[start of Document passage]
1st Part of my question:
I am having a bit of a dilema. I work in the Visulisation industry and use V-Ray and pretty much all the lighting solutions we use involve GI.

I would really to break into the film industry but am pretty confused about how lighting is tackled in the film industry eg. Pixar (dream job = Lighting TD at Pixar and I am going to get there one day)

Is lighting in the film industry more like a 90% manual lighting (not sure what the actual term is) like Jeramy Vickery's amazing mastercalss shows where you set up each individual bounce light and then use AO nodes for depth. Or are the slow solutions taking over? The former technique is almost alien to me.

2nd part of my question:
Almost all training involving lighting and rendering is archiviz/product shot type stuff but I am looking for more 'film based' stuff.

The only things I have found to teach me this sort of thing is Jeramy Birns' DVD and Jeramy Vickery's masterclass. Both are great by the way. Is there anything out there you guys could recomend me along those lines?

PLEEEAAASSEEE someone start something along the lines of Animation Mentor but 'Lighting Mentor'!!

kanooshka
09-14-2009, 09:22 PM
Welcome Whirlwind123! I can't speak for the film industry because I'm not in it yet. But I'd recommend any of Jeremy Birn's materials including his book. He also has workshops here on CGSociety quite often. I'd also recommend trying out the lighting challenges here on the forums. It's a great way to learn lots of tips, techniques and you'll get lots of feedback.

Another good reference that I find useful is this site: http://graphics.pixar.com/library/ it can help give an idea of what's out there and what's being used.

Whirlwind123
09-14-2009, 09:55 PM
Wow great link kanooshka!

Suprised I havent come across it before.

Definatly plan on entering those lighting challeges. Saving up now for Mr Birns lighting masterclass on here :D

M3M3R
09-15-2009, 12:52 PM
this is a very great link you've shared kanooshka!

playmesumch00ns
09-15-2009, 01:27 PM
Most film vfx and animation studios have pretty proprietary lighting pipelines, and the exact techniques used will depend on a multitude of factors and will change from project to project depending on the show's needs and constraints.

The broad scope of techniques follows a kind of sliding scale from the 'everything in camera' approach favoured by Pixar, Weta and others, to the "light everything in 2d" approach favoured by places like R&H. Whether a particular lighting pipeline makes more or less use of rendering features such as GI depends as I've said on the particular constraints and needs of a show.

So what can you do to get into film lighting? I'd suggest a good place to start is Jeremy Birns' lighting challenges. Do those, but do them in renderman (download 3Delight for a free renderman renderer).

Whirlwind123
09-15-2009, 01:52 PM
I understand the need to move away from v-ray since its not used as much away from visualisation but I am not sure on the 3Dlight recommendation.
[end of Document passage]
[start of Raw data]
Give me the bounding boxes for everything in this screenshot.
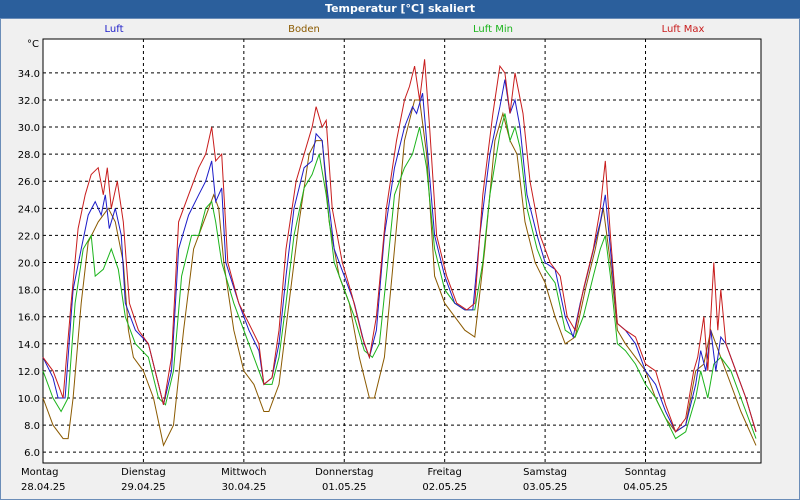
[end of Raw data]
Reproduce the film lighting forum thread above word for word, from "So what can" down to "the 3Dlight recommendation.".

So what can you do to get into film lighting? I'd suggest a good place to start is Jeremy Birns' lighting challenges. Do those, but do them in renderman (download 3Delight for a free renderman renderer).

Whirlwind123
09-15-2009, 01:52 PM
I understand the need to move away from v-ray since its not used as much away from visualisation but I am not sure on the 3Dlight recommendation.